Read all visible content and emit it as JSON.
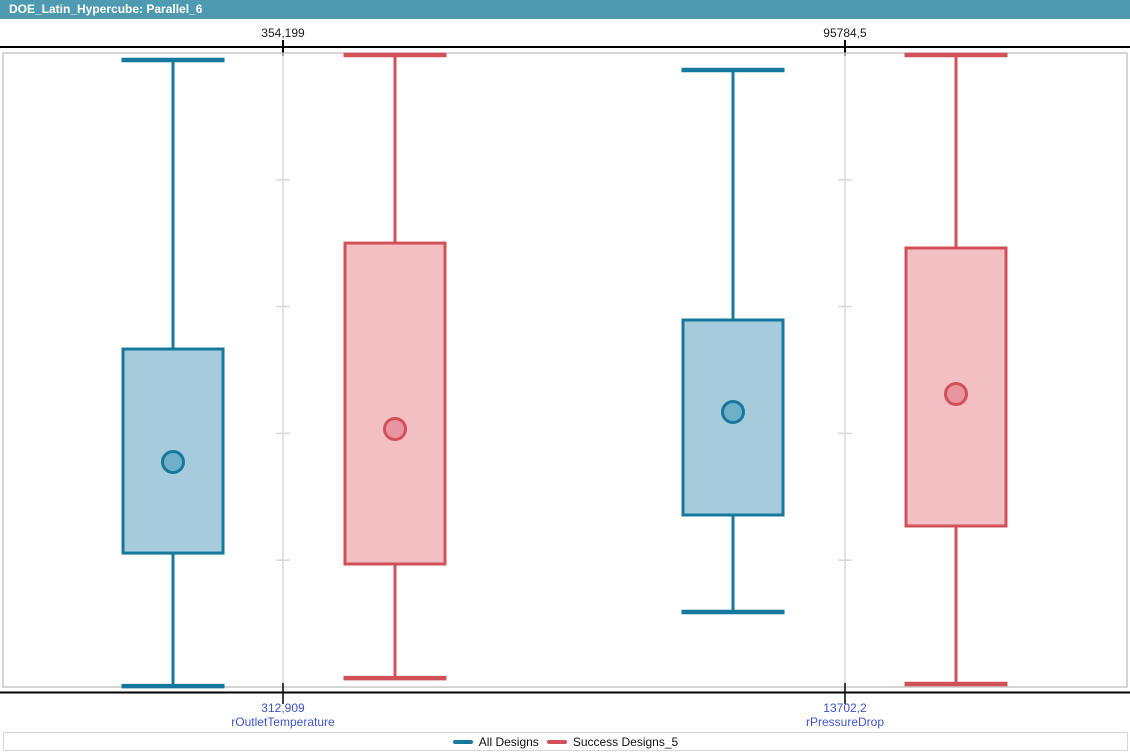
{
  "window": {
    "title": "DOE_Latin_Hypercube: Parallel_6"
  },
  "chart_data": {
    "type": "boxplot",
    "orientation": "vertical",
    "legend_position": "bottom",
    "grid": false,
    "colors": {
      "titlebar": "#4E9AB0",
      "axis_line": "#000000",
      "frame": "#ABABAB",
      "variable_axis": "#D8D8D8",
      "min_label_text": "#3D55CC"
    },
    "series": [
      {
        "name": "All Designs",
        "color": "#17789D",
        "fill": "#A6CBDC",
        "mean_fill": "#70AFC8"
      },
      {
        "name": "Success Designs_5",
        "color": "#D25159",
        "fill": "#F2BFC3",
        "mean_fill": "#E795A0"
      }
    ],
    "variables": [
      {
        "name": "rOutletTemperature",
        "axis_max_label": "354,199",
        "axis_min_label": "312,909",
        "min": 312.909,
        "max": 354.199,
        "boxes": [
          {
            "series": "All Designs",
            "whisker_low": 312.97,
            "q1": 321.63,
            "mean": 327.56,
            "q3": 334.92,
            "whisker_high": 353.74
          },
          {
            "series": "Success Designs_5",
            "whisker_low": 313.49,
            "q1": 320.92,
            "mean": 329.71,
            "q3": 341.82,
            "whisker_high": 354.07
          }
        ]
      },
      {
        "name": "rPressureDrop",
        "axis_max_label": "95784,5",
        "axis_min_label": "13702,2",
        "min": 13702.2,
        "max": 95784.5,
        "boxes": [
          {
            "series": "All Designs",
            "whisker_low": 23412,
            "q1": 35970,
            "mean": 49305,
            "q3": 61216,
            "whisker_high": 93583
          },
          {
            "series": "Success Designs_5",
            "whisker_low": 14091,
            "q1": 34546,
            "mean": 51636,
            "q3": 70538,
            "whisker_high": 95526
          }
        ]
      }
    ]
  }
}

*****

→ Set problem: Excluding the pictures, reproduce every entry exactly as given.

→ Answer for the task:
Read all visible content and emit it as JSON.
{
  "window": {
    "title": "DOE_Latin_Hypercube: Parallel_6"
  },
  "chart_data": {
    "type": "boxplot",
    "orientation": "vertical",
    "legend_position": "bottom",
    "grid": false,
    "colors": {
      "titlebar": "#4E9AB0",
      "axis_line": "#000000",
      "frame": "#ABABAB",
      "variable_axis": "#D8D8D8",
      "min_label_text": "#3D55CC"
    },
    "series": [
      {
        "name": "All Designs",
        "color": "#17789D",
        "fill": "#A6CBDC",
        "mean_fill": "#70AFC8"
      },
      {
        "name": "Success Designs_5",
        "color": "#D25159",
        "fill": "#F2BFC3",
        "mean_fill": "#E795A0"
      }
    ],
    "variables": [
      {
        "name": "rOutletTemperature",
        "axis_max_label": "354,199",
        "axis_min_label": "312,909",
        "min": 312.909,
        "max": 354.199,
        "boxes": [
          {
            "series": "All Designs",
            "whisker_low": 312.97,
            "q1": 321.63,
            "mean": 327.56,
            "q3": 334.92,
            "whisker_high": 353.74
          },
          {
            "series": "Success Designs_5",
            "whisker_low": 313.49,
            "q1": 320.92,
            "mean": 329.71,
            "q3": 341.82,
            "whisker_high": 354.07
          }
        ]
      },
      {
        "name": "rPressureDrop",
        "axis_max_label": "95784,5",
        "axis_min_label": "13702,2",
        "min": 13702.2,
        "max": 95784.5,
        "boxes": [
          {
            "series": "All Designs",
            "whisker_low": 23412,
            "q1": 35970,
            "mean": 49305,
            "q3": 61216,
            "whisker_high": 93583
          },
          {
            "series": "Success Designs_5",
            "whisker_low": 14091,
            "q1": 34546,
            "mean": 51636,
            "q3": 70538,
            "whisker_high": 95526
          }
        ]
      }
    ]
  }
}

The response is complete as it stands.